╔══

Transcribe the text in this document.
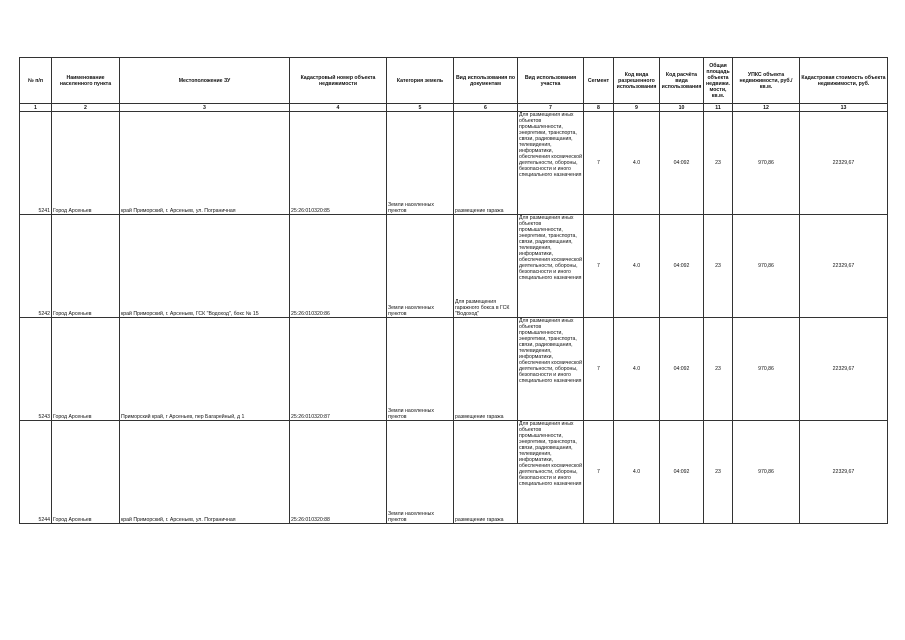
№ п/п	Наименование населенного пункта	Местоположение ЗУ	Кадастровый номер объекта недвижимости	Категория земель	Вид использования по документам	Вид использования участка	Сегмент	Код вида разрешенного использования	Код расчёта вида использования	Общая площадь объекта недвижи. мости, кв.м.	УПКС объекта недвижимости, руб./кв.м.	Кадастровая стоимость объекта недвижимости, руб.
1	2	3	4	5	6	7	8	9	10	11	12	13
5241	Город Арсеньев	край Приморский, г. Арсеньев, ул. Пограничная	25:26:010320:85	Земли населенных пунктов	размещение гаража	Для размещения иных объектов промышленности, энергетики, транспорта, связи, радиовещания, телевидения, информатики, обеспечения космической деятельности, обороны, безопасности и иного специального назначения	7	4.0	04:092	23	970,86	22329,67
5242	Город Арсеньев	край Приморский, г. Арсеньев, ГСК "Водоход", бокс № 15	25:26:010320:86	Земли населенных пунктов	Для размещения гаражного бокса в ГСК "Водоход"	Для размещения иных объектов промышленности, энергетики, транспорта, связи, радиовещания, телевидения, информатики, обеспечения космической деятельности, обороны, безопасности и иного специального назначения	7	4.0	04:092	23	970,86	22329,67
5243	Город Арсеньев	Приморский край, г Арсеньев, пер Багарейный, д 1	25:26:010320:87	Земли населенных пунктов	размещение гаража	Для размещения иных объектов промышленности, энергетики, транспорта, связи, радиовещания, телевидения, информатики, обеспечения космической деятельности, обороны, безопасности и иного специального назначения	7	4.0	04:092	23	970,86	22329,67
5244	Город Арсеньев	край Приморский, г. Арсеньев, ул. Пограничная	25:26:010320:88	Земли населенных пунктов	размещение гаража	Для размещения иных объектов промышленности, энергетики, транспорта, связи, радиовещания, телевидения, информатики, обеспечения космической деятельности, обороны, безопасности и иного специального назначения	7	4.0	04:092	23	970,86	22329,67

╚══

> _The problem_: The records above should be reproduced exactly, with no pictures included.

> _Answer for this exercise_:
Transcribe the text in this document.
№ п/п	Наименование населенного пункта	Местоположение ЗУ	Кадастровый номер объекта недвижимости	Категория земель	Вид использования по документам	Вид использования участка	Сегмент	Код вида разрешенного использования	Код расчёта вида использования	Общая площадь объекта недвижи. мости, кв.м.	УПКС объекта недвижимости, руб./кв.м.	Кадастровая стоимость объекта недвижимости, руб.
1	2	3	4	5	6	7	8	9	10	11	12	13
5241	Город Арсеньев	край Приморский, г. Арсеньев, ул. Пограничная	25:26:010320:85	Земли населенных пунктов	размещение гаража	Для размещения иных объектов промышленности, энергетики, транспорта, связи, радиовещания, телевидения, информатики, обеспечения космической деятельности, обороны, безопасности и иного специального назначения	7	4.0	04:092	23	970,86	22329,67
5242	Город Арсеньев	край Приморский, г. Арсеньев, ГСК "Водоход", бокс № 15	25:26:010320:86	Земли населенных пунктов	Для размещения гаражного бокса в ГСК "Водоход"	Для размещения иных объектов промышленности, энергетики, транспорта, связи, радиовещания, телевидения, информатики, обеспечения космической деятельности, обороны, безопасности и иного специального назначения	7	4.0	04:092	23	970,86	22329,67
5243	Город Арсеньев	Приморский край, г Арсеньев, пер Багарейный, д 1	25:26:010320:87	Земли населенных пунктов	размещение гаража	Для размещения иных объектов промышленности, энергетики, транспорта, связи, радиовещания, телевидения, информатики, обеспечения космической деятельности, обороны, безопасности и иного специального назначения	7	4.0	04:092	23	970,86	22329,67
5244	Город Арсеньев	край Приморский, г. Арсеньев, ул. Пограничная	25:26:010320:88	Земли населенных пунктов	размещение гаража	Для размещения иных объектов промышленности, энергетики, транспорта, связи, радиовещания, телевидения, информатики, обеспечения космической деятельности, обороны, безопасности и иного специального назначения	7	4.0	04:092	23	970,86	22329,67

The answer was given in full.